Request: Return the listing below unchanged, minus its pictures.
--- BEGIN Source data ---
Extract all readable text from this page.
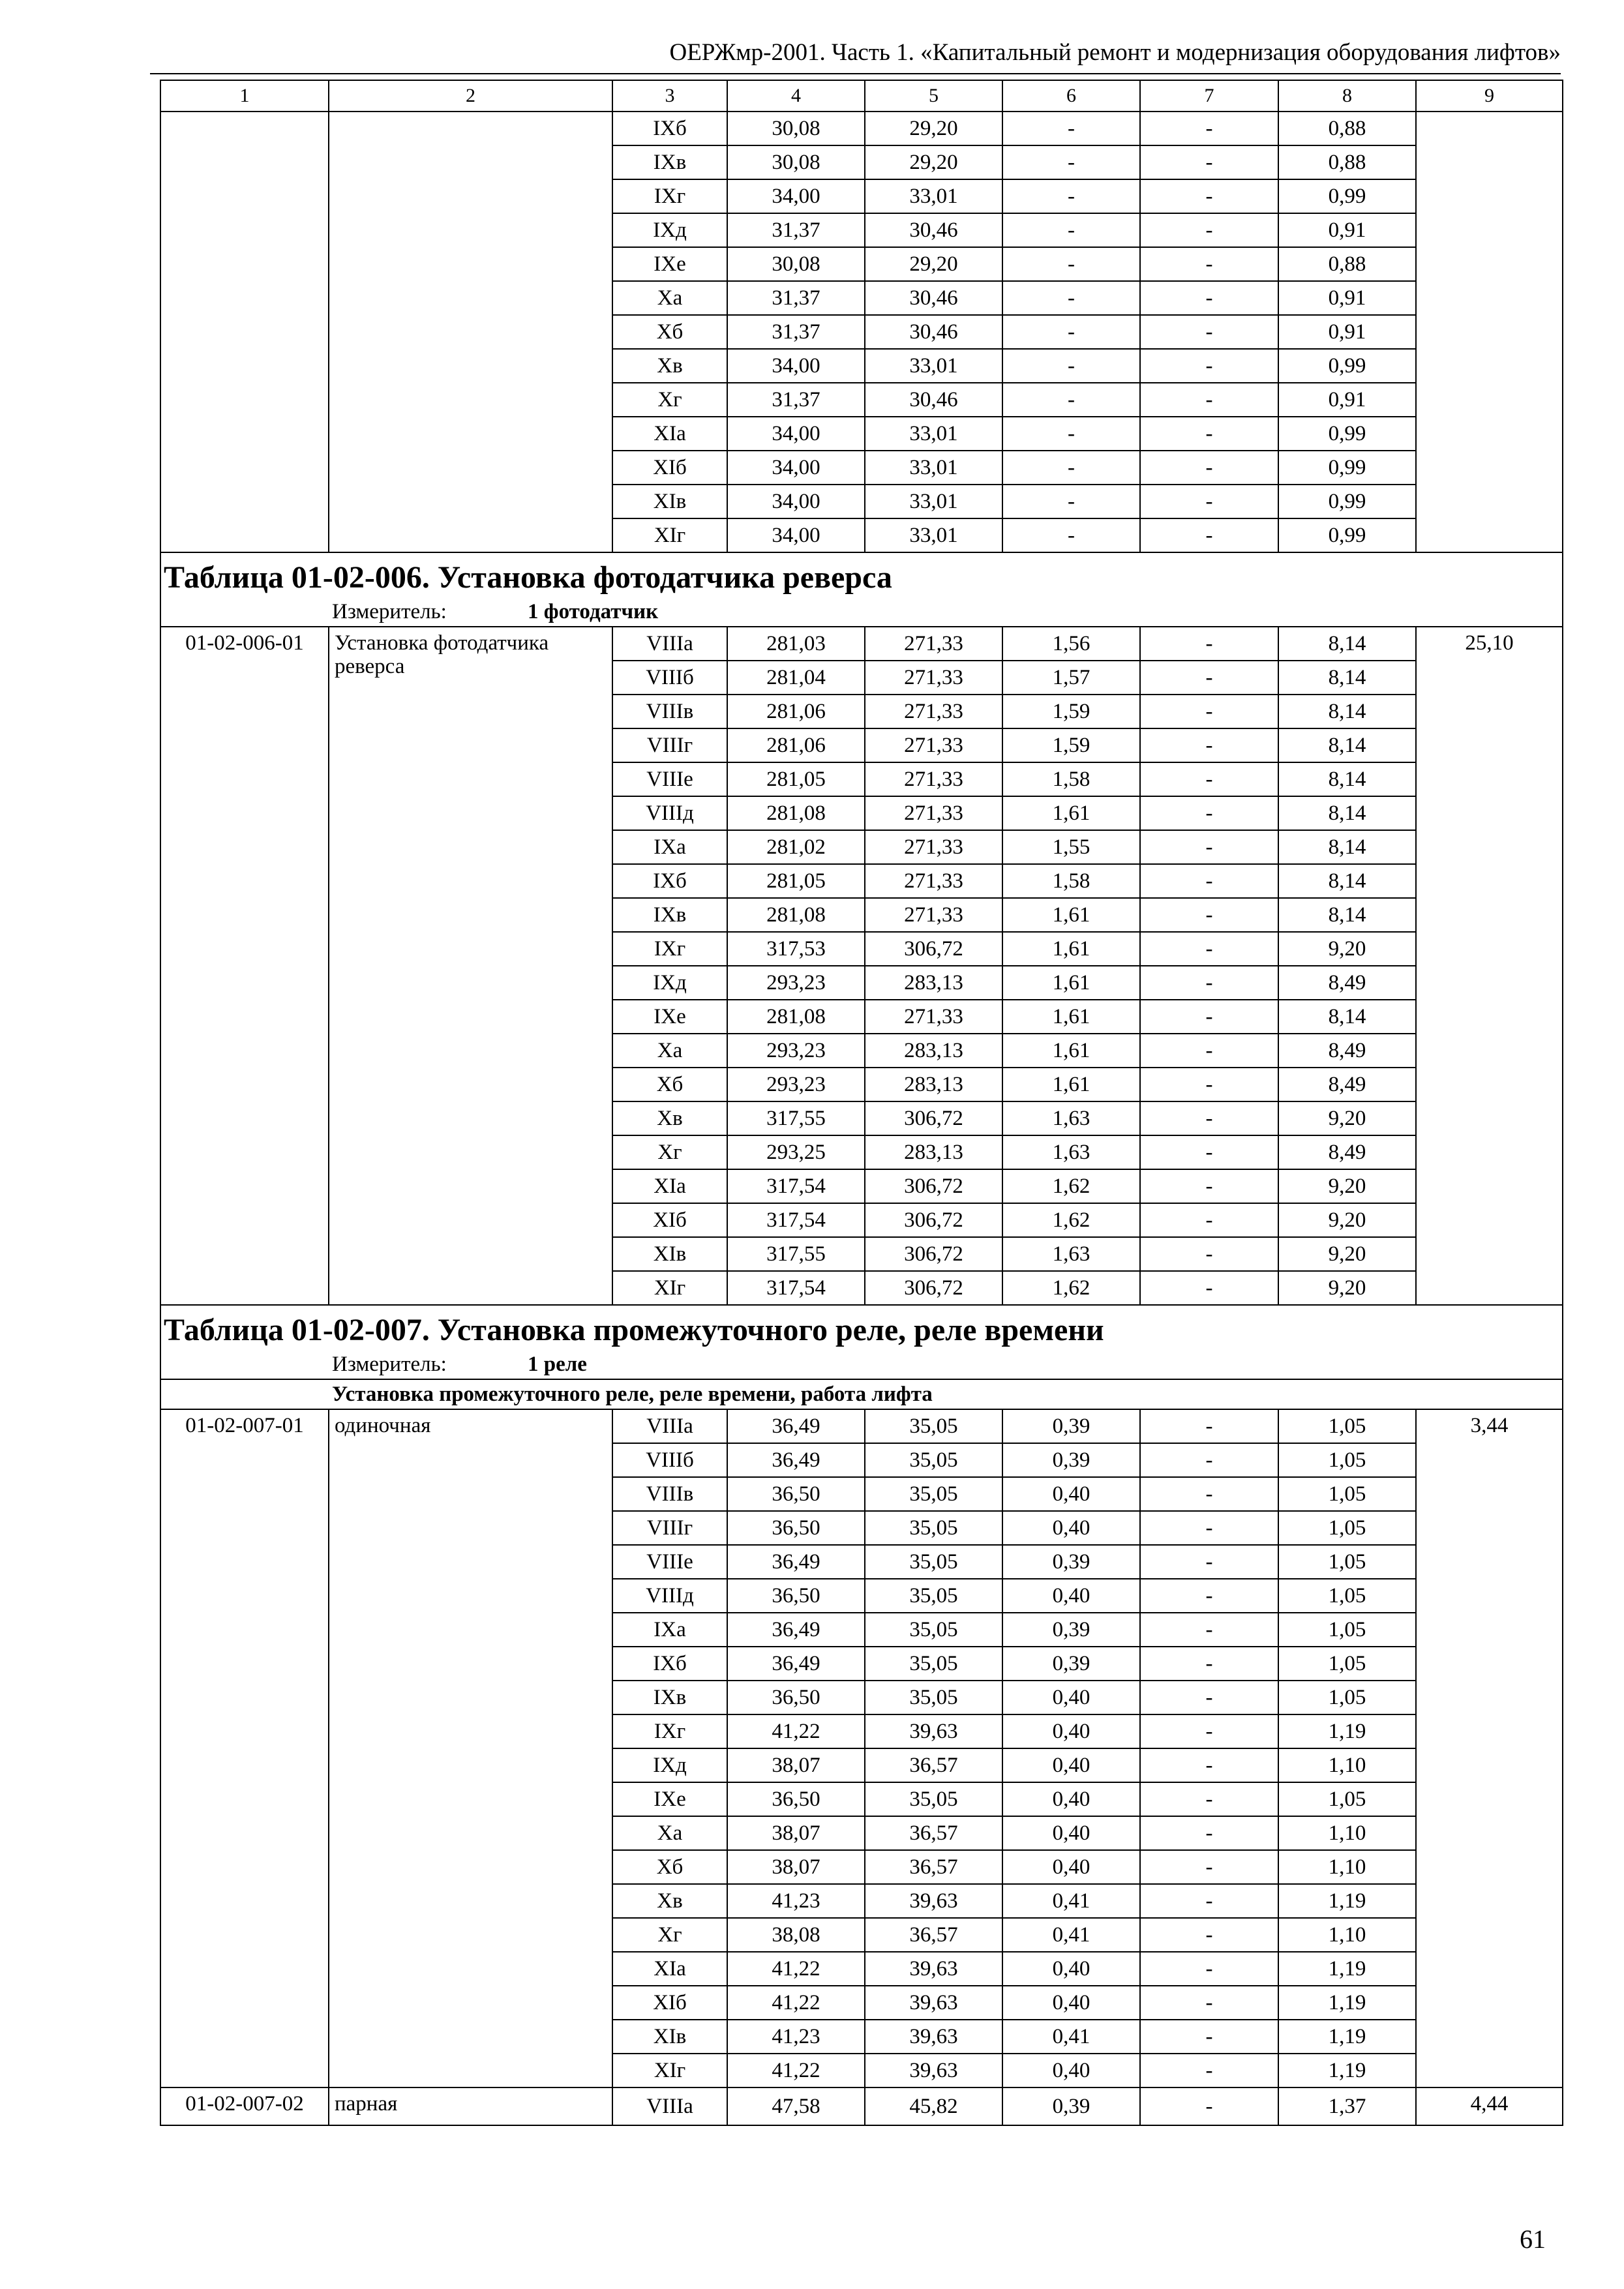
ОЕРЖмр-2001. Часть 1. «Капитальный ремонт и модернизация оборудования лифтов»
1	2	3	4	5	6	7	8	9
		IXб	30,08	29,20	-	-	0,88	
		IXв	30,08	29,20	-	-	0,88	
		IXг	34,00	33,01	-	-	0,99	
		IXд	31,37	30,46	-	-	0,91	
		IXе	30,08	29,20	-	-	0,88	
		Xа	31,37	30,46	-	-	0,91	
		Xб	31,37	30,46	-	-	0,91	
		Xв	34,00	33,01	-	-	0,99	
		Xг	31,37	30,46	-	-	0,91	
		XIа	34,00	33,01	-	-	0,99	
		XIб	34,00	33,01	-	-	0,99	
		XIв	34,00	33,01	-	-	0,99	
		XIг	34,00	33,01	-	-	0,99	
Таблица 01-02-006. Установка фотодатчика реверса								
Измеритель: 1 фотодатчик								
01-02-006-01	Установка фотодатчика реверса	VIIIа	281,03	271,33	1,56	-	8,14	25,10
		VIIIб	281,04	271,33	1,57	-	8,14	
		VIIIв	281,06	271,33	1,59	-	8,14	
		VIIIг	281,06	271,33	1,59	-	8,14	
		VIIIе	281,05	271,33	1,58	-	8,14	
		VIIIд	281,08	271,33	1,61	-	8,14	
		IXа	281,02	271,33	1,55	-	8,14	
		IXб	281,05	271,33	1,58	-	8,14	
		IXв	281,08	271,33	1,61	-	8,14	
		IXг	317,53	306,72	1,61	-	9,20	
		IXд	293,23	283,13	1,61	-	8,49	
		IXе	281,08	271,33	1,61	-	8,14	
		Xа	293,23	283,13	1,61	-	8,49	
		Xб	293,23	283,13	1,61	-	8,49	
		Xв	317,55	306,72	1,63	-	9,20	
		Xг	293,25	283,13	1,63	-	8,49	
		XIа	317,54	306,72	1,62	-	9,20	
		XIб	317,54	306,72	1,62	-	9,20	
		XIв	317,55	306,72	1,63	-	9,20	
		XIг	317,54	306,72	1,62	-	9,20	
Таблица 01-02-007. Установка промежуточного реле, реле времени								
Измеритель: 1 реле								
Установка промежуточного реле, реле времени, работа лифта								
01-02-007-01	одиночная	VIIIа	36,49	35,05	0,39	-	1,05	3,44
		VIIIб	36,49	35,05	0,39	-	1,05	
		VIIIв	36,50	35,05	0,40	-	1,05	
		VIIIг	36,50	35,05	0,40	-	1,05	
		VIIIе	36,49	35,05	0,39	-	1,05	
		VIIIд	36,50	35,05	0,40	-	1,05	
		IXа	36,49	35,05	0,39	-	1,05	
		IXб	36,49	35,05	0,39	-	1,05	
		IXв	36,50	35,05	0,40	-	1,05	
		IXг	41,22	39,63	0,40	-	1,19	
		IXд	38,07	36,57	0,40	-	1,10	
		IXе	36,50	35,05	0,40	-	1,05	
		Xа	38,07	36,57	0,40	-	1,10	
		Xб	38,07	36,57	0,40	-	1,10	
		Xв	41,23	39,63	0,41	-	1,19	
		Xг	38,08	36,57	0,41	-	1,10	
		XIа	41,22	39,63	0,40	-	1,19	
		XIб	41,22	39,63	0,40	-	1,19	
		XIв	41,23	39,63	0,41	-	1,19	
		XIг	41,22	39,63	0,40	-	1,19	
01-02-007-02	парная	VIIIа	47,58	45,82	0,39	-	1,37	4,44
61
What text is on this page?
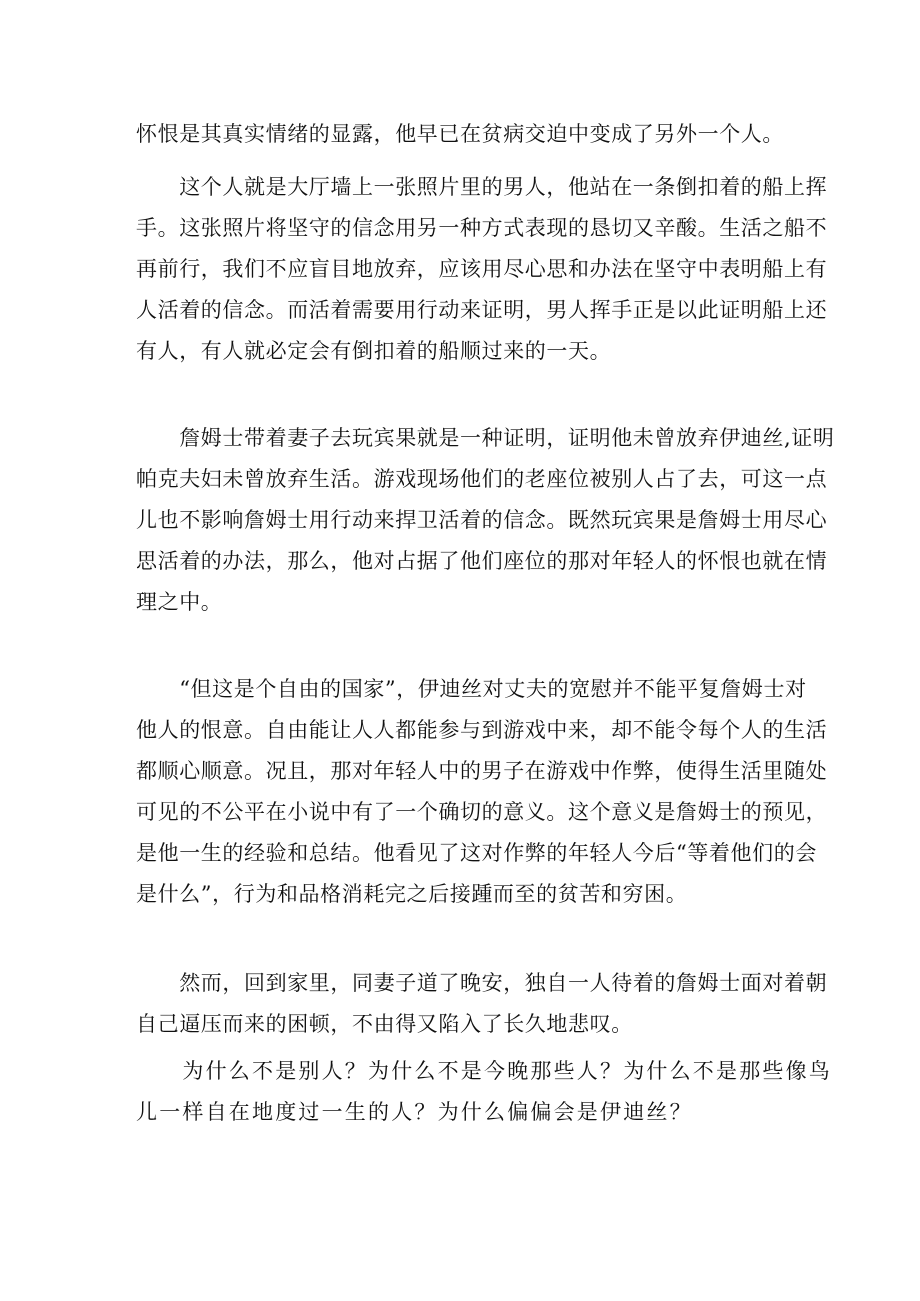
怀恨是其真实情绪的显露，他早已在贫病交迫中变成了另外一个人。
　　这个人就是大厅墙上一张照片里的男人，他站在一条倒扣着的船上挥
手。这张照片将坚守的信念用另一种方式表现的恳切又辛酸。生活之船不
再前行，我们不应盲目地放弃，应该用尽心思和办法在坚守中表明船上有
人活着的信念。而活着需要用行动来证明，男人挥手正是以此证明船上还
有人，有人就必定会有倒扣着的船顺过来的一天。
　　詹姆士带着妻子去玩宾果就是一种证明，证明他未曾放弃伊迪丝,证明
帕克夫妇未曾放弃生活。游戏现场他们的老座位被别人占了去，可这一点
儿也不影响詹姆士用行动来捍卫活着的信念。既然玩宾果是詹姆士用尽心
思活着的办法，那么，他对占据了他们座位的那对年轻人的怀恨也就在情
理之中。
　　“但这是个自由的国家”，伊迪丝对丈夫的宽慰并不能平复詹姆士对
他人的恨意。自由能让人人都能参与到游戏中来，却不能令每个人的生活
都顺心顺意。况且，那对年轻人中的男子在游戏中作弊，使得生活里随处
可见的不公平在小说中有了一个确切的意义。这个意义是詹姆士的预见，
是他一生的经验和总结。他看见了这对作弊的年轻人今后“等着他们的会
是什么”，行为和品格消耗完之后接踵而至的贫苦和穷困。
　　然而，回到家里，同妻子道了晚安，独自一人待着的詹姆士面对着朝
自己逼压而来的困顿，不由得又陷入了长久地悲叹。
　　为什么不是别人？为什么不是今晚那些人？为什么不是那些像鸟
儿一样自在地度过一生的人？为什么偏偏会是伊迪丝？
--- END Source data ---
Solution for this exercise:
Extract all readable text from this page.
ОЕРЖмр-2001. Часть 1. «Капитальный ремонт и модернизация оборудования лифтов»
1	2	3	4	5	6	7	8	9
		IXб	30,08	29,20	-	-	0,88	
		IXв	30,08	29,20	-	-	0,88	
		IXг	34,00	33,01	-	-	0,99	
		IXд	31,37	30,46	-	-	0,91	
		IXе	30,08	29,20	-	-	0,88	
		Xа	31,37	30,46	-	-	0,91	
		Xб	31,37	30,46	-	-	0,91	
		Xв	34,00	33,01	-	-	0,99	
		Xг	31,37	30,46	-	-	0,91	
		XIа	34,00	33,01	-	-	0,99	
		XIб	34,00	33,01	-	-	0,99	
		XIв	34,00	33,01	-	-	0,99	
		XIг	34,00	33,01	-	-	0,99	
Таблица 01-02-006. Установка фотодатчика реверса								
Измеритель: 1 фотодатчик								
01-02-006-01	Установка фотодатчика реверса	VIIIа	281,03	271,33	1,56	-	8,14	25,10
		VIIIб	281,04	271,33	1,57	-	8,14	
		VIIIв	281,06	271,33	1,59	-	8,14	
		VIIIг	281,06	271,33	1,59	-	8,14	
		VIIIе	281,05	271,33	1,58	-	8,14	
		VIIIд	281,08	271,33	1,61	-	8,14	
		IXа	281,02	271,33	1,55	-	8,14	
		IXб	281,05	271,33	1,58	-	8,14	
		IXв	281,08	271,33	1,61	-	8,14	
		IXг	317,53	306,72	1,61	-	9,20	
		IXд	293,23	283,13	1,61	-	8,49	
		IXе	281,08	271,33	1,61	-	8,14	
		Xа	293,23	283,13	1,61	-	8,49	
		Xб	293,23	283,13	1,61	-	8,49	
		Xв	317,55	306,72	1,63	-	9,20	
		Xг	293,25	283,13	1,63	-	8,49	
		XIа	317,54	306,72	1,62	-	9,20	
		XIб	317,54	306,72	1,62	-	9,20	
		XIв	317,55	306,72	1,63	-	9,20	
		XIг	317,54	306,72	1,62	-	9,20	
Таблица 01-02-007. Установка промежуточного реле, реле времени								
Измеритель: 1 реле								
Установка промежуточного реле, реле времени, работа лифта								
01-02-007-01	одиночная	VIIIа	36,49	35,05	0,39	-	1,05	3,44
		VIIIб	36,49	35,05	0,39	-	1,05	
		VIIIв	36,50	35,05	0,40	-	1,05	
		VIIIг	36,50	35,05	0,40	-	1,05	
		VIIIе	36,49	35,05	0,39	-	1,05	
		VIIIд	36,50	35,05	0,40	-	1,05	
		IXа	36,49	35,05	0,39	-	1,05	
		IXб	36,49	35,05	0,39	-	1,05	
		IXв	36,50	35,05	0,40	-	1,05	
		IXг	41,22	39,63	0,40	-	1,19	
		IXд	38,07	36,57	0,40	-	1,10	
		IXе	36,50	35,05	0,40	-	1,05	
		Xа	38,07	36,57	0,40	-	1,10	
		Xб	38,07	36,57	0,40	-	1,10	
		Xв	41,23	39,63	0,41	-	1,19	
		Xг	38,08	36,57	0,41	-	1,10	
		XIа	41,22	39,63	0,40	-	1,19	
		XIб	41,22	39,63	0,40	-	1,19	
		XIв	41,23	39,63	0,41	-	1,19	
		XIг	41,22	39,63	0,40	-	1,19	
01-02-007-02	парная	VIIIа	47,58	45,82	0,39	-	1,37	4,44
61
What text is on this page?
怀恨是其真实情绪的显露，他早已在贫病交迫中变成了另外一个人。
　　这个人就是大厅墙上一张照片里的男人，他站在一条倒扣着的船上挥
手。这张照片将坚守的信念用另一种方式表现的恳切又辛酸。生活之船不
再前行，我们不应盲目地放弃，应该用尽心思和办法在坚守中表明船上有
人活着的信念。而活着需要用行动来证明，男人挥手正是以此证明船上还
有人，有人就必定会有倒扣着的船顺过来的一天。
　　詹姆士带着妻子去玩宾果就是一种证明，证明他未曾放弃伊迪丝,证明
帕克夫妇未曾放弃生活。游戏现场他们的老座位被别人占了去，可这一点
儿也不影响詹姆士用行动来捍卫活着的信念。既然玩宾果是詹姆士用尽心
思活着的办法，那么，他对占据了他们座位的那对年轻人的怀恨也就在情
理之中。
　　“但这是个自由的国家”，伊迪丝对丈夫的宽慰并不能平复詹姆士对
他人的恨意。自由能让人人都能参与到游戏中来，却不能令每个人的生活
都顺心顺意。况且，那对年轻人中的男子在游戏中作弊，使得生活里随处
可见的不公平在小说中有了一个确切的意义。这个意义是詹姆士的预见，
是他一生的经验和总结。他看见了这对作弊的年轻人今后“等着他们的会
是什么”，行为和品格消耗完之后接踵而至的贫苦和穷困。
　　然而，回到家里，同妻子道了晚安，独自一人待着的詹姆士面对着朝
自己逼压而来的困顿，不由得又陷入了长久地悲叹。
　　为什么不是别人？为什么不是今晚那些人？为什么不是那些像鸟
儿一样自在地度过一生的人？为什么偏偏会是伊迪丝？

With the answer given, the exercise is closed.